Entries with figure data
>> begin

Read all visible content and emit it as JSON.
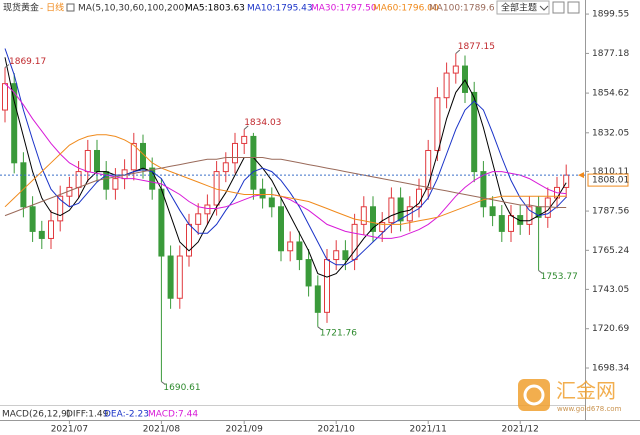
{
  "chart_data": {
    "type": "candlestick",
    "title": "现货黄金",
    "period": "- 日线",
    "ma_label": "MA(5,10,30,60,100,200)",
    "theme_button": "全部主题",
    "watermark": {
      "name": "汇金网",
      "url": "www.gold678.com"
    },
    "categories": [
      null,
      null,
      null,
      null,
      null,
      null,
      null,
      "2021/07",
      null,
      null,
      null,
      null,
      null,
      null,
      null,
      null,
      null,
      "2021/08",
      null,
      null,
      null,
      null,
      null,
      null,
      null,
      null,
      "2021/09",
      null,
      null,
      null,
      null,
      null,
      null,
      null,
      null,
      null,
      "2021/10",
      null,
      null,
      null,
      null,
      null,
      null,
      null,
      null,
      null,
      "2021/11",
      null,
      null,
      null,
      null,
      null,
      null,
      null,
      null,
      null,
      "2021/12",
      null,
      null,
      null,
      null,
      null
    ],
    "open": [
      1845,
      1860,
      1815,
      1790,
      1776,
      1772,
      1782,
      1796,
      1801,
      1810,
      1822,
      1810,
      1800,
      1806,
      1811,
      1826,
      1812,
      1800,
      1762,
      1738,
      1762,
      1780,
      1786,
      1791,
      1810,
      1815,
      1826,
      1830,
      1800,
      1795,
      1790,
      1765,
      1770,
      1760,
      1745,
      1730,
      1760,
      1765,
      1760,
      1780,
      1790,
      1776,
      1781,
      1795,
      1782,
      1790,
      1800,
      1822,
      1852,
      1866,
      1870,
      1855,
      1810,
      1790,
      1785,
      1776,
      1785,
      1780,
      1790,
      1784,
      1795,
      1801
    ],
    "high": [
      1869.17,
      1866,
      1821,
      1796,
      1782,
      1788,
      1802,
      1807,
      1816,
      1828,
      1828,
      1816,
      1812,
      1817,
      1832,
      1831,
      1818,
      1806,
      1768,
      1768,
      1786,
      1792,
      1797,
      1816,
      1821,
      1832,
      1834.03,
      1832,
      1806,
      1801,
      1796,
      1776,
      1776,
      1766,
      1751,
      1766,
      1771,
      1771,
      1786,
      1796,
      1796,
      1787,
      1801,
      1801,
      1796,
      1806,
      1828,
      1858,
      1872,
      1877.15,
      1876,
      1861,
      1816,
      1796,
      1791,
      1791,
      1791,
      1796,
      1796,
      1801,
      1807,
      1814
    ],
    "low": [
      1838,
      1809,
      1784,
      1770,
      1766,
      1766,
      1776,
      1790,
      1795,
      1804,
      1804,
      1794,
      1794,
      1800,
      1805,
      1806,
      1794,
      1690.61,
      1732,
      1732,
      1756,
      1774,
      1780,
      1785,
      1804,
      1809,
      1820,
      1794,
      1789,
      1784,
      1759,
      1759,
      1754,
      1739,
      1721.76,
      1724,
      1754,
      1754,
      1754,
      1774,
      1770,
      1770,
      1775,
      1776,
      1776,
      1784,
      1794,
      1816,
      1846,
      1860,
      1849,
      1804,
      1784,
      1779,
      1770,
      1770,
      1774,
      1774,
      1753.77,
      1778,
      1789,
      1795
    ],
    "close": [
      1860,
      1815,
      1790,
      1776,
      1772,
      1782,
      1796,
      1801,
      1810,
      1822,
      1810,
      1800,
      1806,
      1811,
      1826,
      1812,
      1800,
      1762,
      1738,
      1762,
      1780,
      1786,
      1791,
      1810,
      1815,
      1826,
      1830,
      1800,
      1795,
      1790,
      1765,
      1770,
      1760,
      1745,
      1730,
      1760,
      1765,
      1760,
      1780,
      1790,
      1776,
      1781,
      1795,
      1782,
      1790,
      1800,
      1822,
      1852,
      1866,
      1870,
      1855,
      1810,
      1790,
      1785,
      1776,
      1785,
      1780,
      1790,
      1784,
      1795,
      1801,
      1808
    ],
    "up_color": "#e0393e",
    "down_color": "#3a9a3a",
    "series": [
      {
        "name": "MA5:1803.63",
        "color": "#000000",
        "values": [
          1875,
          1850,
          1830,
          1810,
          1795,
          1787,
          1785,
          1788,
          1795,
          1805,
          1810,
          1810,
          1808,
          1808,
          1810,
          1812,
          1810,
          1800,
          1785,
          1770,
          1765,
          1770,
          1780,
          1790,
          1798,
          1808,
          1818,
          1818,
          1812,
          1805,
          1795,
          1785,
          1775,
          1765,
          1752,
          1750,
          1752,
          1758,
          1765,
          1772,
          1778,
          1782,
          1785,
          1787,
          1788,
          1792,
          1802,
          1820,
          1840,
          1855,
          1862,
          1852,
          1835,
          1815,
          1795,
          1785,
          1782,
          1782,
          1785,
          1788,
          1795,
          1803.63
        ]
      },
      {
        "name": "MA10:1795.43",
        "color": "#1a33c8",
        "values": [
          1880,
          1865,
          1845,
          1828,
          1812,
          1800,
          1794,
          1790,
          1792,
          1798,
          1804,
          1808,
          1808,
          1808,
          1810,
          1811,
          1810,
          1806,
          1797,
          1788,
          1780,
          1775,
          1775,
          1780,
          1788,
          1795,
          1805,
          1810,
          1812,
          1810,
          1805,
          1798,
          1790,
          1780,
          1770,
          1760,
          1757,
          1757,
          1760,
          1765,
          1770,
          1775,
          1780,
          1783,
          1786,
          1789,
          1795,
          1806,
          1820,
          1834,
          1845,
          1850,
          1845,
          1832,
          1818,
          1805,
          1795,
          1788,
          1785,
          1786,
          1790,
          1795.43
        ]
      },
      {
        "name": "MA30:1797.50",
        "color": "#d81ad8",
        "values": [
          1860,
          1855,
          1848,
          1840,
          1833,
          1826,
          1820,
          1815,
          1812,
          1810,
          1809,
          1808,
          1807,
          1806,
          1806,
          1805,
          1804,
          1803,
          1800,
          1797,
          1793,
          1790,
          1789,
          1789,
          1790,
          1792,
          1794,
          1796,
          1797,
          1797,
          1796,
          1794,
          1791,
          1788,
          1784,
          1780,
          1778,
          1776,
          1775,
          1774,
          1773,
          1772,
          1772,
          1773,
          1775,
          1777,
          1780,
          1784,
          1790,
          1796,
          1801,
          1805,
          1808,
          1810,
          1810,
          1809,
          1808,
          1806,
          1803,
          1800,
          1798,
          1797.5
        ]
      },
      {
        "name": "MA60:1796.00",
        "color": "#f08a1c",
        "values": [
          1790,
          1795,
          1800,
          1805,
          1810,
          1815,
          1820,
          1825,
          1828,
          1830,
          1831,
          1831,
          1830,
          1828,
          1825,
          1820,
          1815,
          1812,
          1810,
          1808,
          1806,
          1804,
          1802,
          1800,
          1799,
          1798,
          1797,
          1797,
          1797,
          1797,
          1796,
          1795,
          1794,
          1793,
          1791,
          1789,
          1787,
          1785,
          1783,
          1782,
          1781,
          1780,
          1780,
          1780,
          1781,
          1782,
          1783,
          1784,
          1786,
          1788,
          1790,
          1792,
          1794,
          1795,
          1796,
          1796,
          1796,
          1796,
          1796,
          1796,
          1796,
          1796.0
        ]
      },
      {
        "name": "MA100:1789.6",
        "color": "#9a6a5a",
        "values": [
          1785,
          1787,
          1789,
          1791,
          1793,
          1795,
          1797,
          1799,
          1801,
          1803,
          1805,
          1806,
          1807,
          1808,
          1809,
          1810,
          1811,
          1812,
          1813,
          1814,
          1815,
          1816,
          1817,
          1817,
          1818,
          1818,
          1818,
          1818,
          1818,
          1817,
          1817,
          1816,
          1815,
          1814,
          1813,
          1812,
          1811,
          1810,
          1809,
          1808,
          1807,
          1806,
          1805,
          1804,
          1803,
          1802,
          1801,
          1800,
          1799,
          1798,
          1797,
          1796,
          1795,
          1794,
          1793,
          1792,
          1791,
          1791,
          1790,
          1790,
          1789.6,
          1789.6
        ]
      }
    ],
    "last_price": 1808.01,
    "ylim": [
      1683,
      1903
    ],
    "yticks": [
      1698.34,
      1720.69,
      1743.05,
      1765.24,
      1787.56,
      1810.11,
      1832.05,
      1854.62,
      1877.18,
      1899.55
    ],
    "macd": {
      "title": "MACD(26,12,9)",
      "diff": "DIFF:1.49",
      "dea": "DEA:-2.23",
      "macd": "MACD:7.44"
    }
  }
}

>> end

Short task
Show the lines of the records that include the string "name".

Written solution
      "name": "汇金网",
        "name": "MA5:1803.63",
        "name": "MA10:1795.43",
        "name": "MA30:1797.50",
        "name": "MA60:1796.00",
        "name": "MA100:1789.6",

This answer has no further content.